● **REQUIREMENT**
Your task is to output the entries below word for word.

──────

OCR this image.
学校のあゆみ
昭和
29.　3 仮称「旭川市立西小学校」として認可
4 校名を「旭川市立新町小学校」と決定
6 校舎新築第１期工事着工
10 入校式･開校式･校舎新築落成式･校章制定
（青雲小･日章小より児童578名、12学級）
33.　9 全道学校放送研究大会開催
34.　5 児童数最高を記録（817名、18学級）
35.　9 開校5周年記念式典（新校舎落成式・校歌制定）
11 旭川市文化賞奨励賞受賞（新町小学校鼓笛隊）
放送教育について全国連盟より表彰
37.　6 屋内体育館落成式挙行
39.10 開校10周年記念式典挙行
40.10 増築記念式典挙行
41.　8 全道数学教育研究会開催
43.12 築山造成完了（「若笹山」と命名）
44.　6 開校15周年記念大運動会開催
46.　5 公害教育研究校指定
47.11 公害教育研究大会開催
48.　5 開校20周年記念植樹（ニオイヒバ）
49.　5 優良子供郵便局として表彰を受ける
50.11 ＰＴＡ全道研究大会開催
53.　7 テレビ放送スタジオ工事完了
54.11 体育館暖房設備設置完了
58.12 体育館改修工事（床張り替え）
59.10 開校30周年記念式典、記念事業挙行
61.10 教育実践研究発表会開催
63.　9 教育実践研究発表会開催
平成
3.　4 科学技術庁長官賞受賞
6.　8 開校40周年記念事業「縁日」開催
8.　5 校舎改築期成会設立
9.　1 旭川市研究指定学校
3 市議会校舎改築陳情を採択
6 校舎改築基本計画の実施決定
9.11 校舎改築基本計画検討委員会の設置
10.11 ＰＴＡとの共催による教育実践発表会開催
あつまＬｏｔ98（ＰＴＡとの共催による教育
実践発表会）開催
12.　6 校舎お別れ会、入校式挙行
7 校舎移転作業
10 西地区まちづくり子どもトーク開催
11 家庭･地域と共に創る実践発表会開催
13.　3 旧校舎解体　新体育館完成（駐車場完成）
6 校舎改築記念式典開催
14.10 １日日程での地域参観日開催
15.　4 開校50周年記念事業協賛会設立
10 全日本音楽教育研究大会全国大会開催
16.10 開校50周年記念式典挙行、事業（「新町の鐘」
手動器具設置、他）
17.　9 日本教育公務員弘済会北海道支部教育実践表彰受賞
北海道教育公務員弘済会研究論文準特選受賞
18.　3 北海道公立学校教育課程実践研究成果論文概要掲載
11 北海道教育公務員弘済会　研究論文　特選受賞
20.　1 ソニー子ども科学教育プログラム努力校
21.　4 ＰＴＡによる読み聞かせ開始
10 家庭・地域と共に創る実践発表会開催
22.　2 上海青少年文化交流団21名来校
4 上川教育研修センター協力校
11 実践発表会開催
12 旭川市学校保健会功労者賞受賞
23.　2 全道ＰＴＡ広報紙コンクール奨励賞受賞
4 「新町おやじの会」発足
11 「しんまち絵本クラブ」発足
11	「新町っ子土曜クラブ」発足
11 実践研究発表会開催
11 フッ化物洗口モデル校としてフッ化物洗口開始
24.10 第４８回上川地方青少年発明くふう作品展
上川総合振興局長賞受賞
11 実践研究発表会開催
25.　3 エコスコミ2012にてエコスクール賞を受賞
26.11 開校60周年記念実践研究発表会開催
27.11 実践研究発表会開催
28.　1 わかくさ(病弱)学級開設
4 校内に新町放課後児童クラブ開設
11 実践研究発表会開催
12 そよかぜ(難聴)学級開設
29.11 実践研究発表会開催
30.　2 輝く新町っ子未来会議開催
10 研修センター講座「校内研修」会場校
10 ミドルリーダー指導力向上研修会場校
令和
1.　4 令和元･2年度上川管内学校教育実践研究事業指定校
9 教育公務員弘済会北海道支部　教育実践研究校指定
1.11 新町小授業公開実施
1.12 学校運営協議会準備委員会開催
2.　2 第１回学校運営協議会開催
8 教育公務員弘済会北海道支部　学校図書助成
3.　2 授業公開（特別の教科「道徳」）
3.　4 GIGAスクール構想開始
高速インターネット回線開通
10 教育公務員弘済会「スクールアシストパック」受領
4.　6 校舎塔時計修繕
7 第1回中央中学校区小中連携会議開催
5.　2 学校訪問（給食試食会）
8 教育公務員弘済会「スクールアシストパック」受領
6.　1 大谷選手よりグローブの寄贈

──────

● **SOLUTION TO THIS EXERCISE**
OCR this image.
学校のあゆみ
昭和
29.　3 仮称「旭川市立西小学校」として認可
4 校名を「旭川市立新町小学校」と決定
6 校舎新築第１期工事着工
10 入校式･開校式･校舎新築落成式･校章制定
（青雲小･日章小より児童578名、12学級）
33.　9 全道学校放送研究大会開催
34.　5 児童数最高を記録（817名、18学級）
35.　9 開校5周年記念式典（新校舎落成式・校歌制定）
11 旭川市文化賞奨励賞受賞（新町小学校鼓笛隊）
放送教育について全国連盟より表彰
37.　6 屋内体育館落成式挙行
39.10 開校10周年記念式典挙行
40.10 増築記念式典挙行
41.　8 全道数学教育研究会開催
43.12 築山造成完了（「若笹山」と命名）
44.　6 開校15周年記念大運動会開催
46.　5 公害教育研究校指定
47.11 公害教育研究大会開催
48.　5 開校20周年記念植樹（ニオイヒバ）
49.　5 優良子供郵便局として表彰を受ける
50.11 ＰＴＡ全道研究大会開催
53.　7 テレビ放送スタジオ工事完了
54.11 体育館暖房設備設置完了
58.12 体育館改修工事（床張り替え）
59.10 開校30周年記念式典、記念事業挙行
61.10 教育実践研究発表会開催
63.　9 教育実践研究発表会開催
平成
3.　4 科学技術庁長官賞受賞
6.　8 開校40周年記念事業「縁日」開催
8.　5 校舎改築期成会設立
9.　1 旭川市研究指定学校
3 市議会校舎改築陳情を採択
6 校舎改築基本計画の実施決定
9.11 校舎改築基本計画検討委員会の設置
10.11 ＰＴＡとの共催による教育実践発表会開催
あつまＬｏｔ98（ＰＴＡとの共催による教育
実践発表会）開催
12.　6 校舎お別れ会、入校式挙行
7 校舎移転作業
10 西地区まちづくり子どもトーク開催
11 家庭･地域と共に創る実践発表会開催
13.　3 旧校舎解体　新体育館完成（駐車場完成）
6 校舎改築記念式典開催
14.10 １日日程での地域参観日開催
15.　4 開校50周年記念事業協賛会設立
10 全日本音楽教育研究大会全国大会開催
16.10 開校50周年記念式典挙行、事業（「新町の鐘」
手動器具設置、他）
17.　9 日本教育公務員弘済会北海道支部教育実践表彰受賞
北海道教育公務員弘済会研究論文準特選受賞
18.　3 北海道公立学校教育課程実践研究成果論文概要掲載
11 北海道教育公務員弘済会　研究論文　特選受賞
20.　1 ソニー子ども科学教育プログラム努力校
21.　4 ＰＴＡによる読み聞かせ開始
10 家庭・地域と共に創る実践発表会開催
22.　2 上海青少年文化交流団21名来校
4 上川教育研修センター協力校
11 実践発表会開催
12 旭川市学校保健会功労者賞受賞
23.　2 全道ＰＴＡ広報紙コンクール奨励賞受賞
4 「新町おやじの会」発足
11 「しんまち絵本クラブ」発足
11	「新町っ子土曜クラブ」発足
11 実践研究発表会開催
11 フッ化物洗口モデル校としてフッ化物洗口開始
24.10 第４８回上川地方青少年発明くふう作品展
上川総合振興局長賞受賞
11 実践研究発表会開催
25.　3 エコスコミ2012にてエコスクール賞を受賞
26.11 開校60周年記念実践研究発表会開催
27.11 実践研究発表会開催
28.　1 わかくさ(病弱)学級開設
4 校内に新町放課後児童クラブ開設
11 実践研究発表会開催
12 そよかぜ(難聴)学級開設
29.11 実践研究発表会開催
30.　2 輝く新町っ子未来会議開催
10 研修センター講座「校内研修」会場校
10 ミドルリーダー指導力向上研修会場校
令和
1.　4 令和元･2年度上川管内学校教育実践研究事業指定校
9 教育公務員弘済会北海道支部　教育実践研究校指定
1.11 新町小授業公開実施
1.12 学校運営協議会準備委員会開催
2.　2 第１回学校運営協議会開催
8 教育公務員弘済会北海道支部　学校図書助成
3.　2 授業公開（特別の教科「道徳」）
3.　4 GIGAスクール構想開始
高速インターネット回線開通
10 教育公務員弘済会「スクールアシストパック」受領
4.　6 校舎塔時計修繕
7 第1回中央中学校区小中連携会議開催
5.　2 学校訪問（給食試食会）
8 教育公務員弘済会「スクールアシストパック」受領
6.　1 大谷選手よりグローブの寄贈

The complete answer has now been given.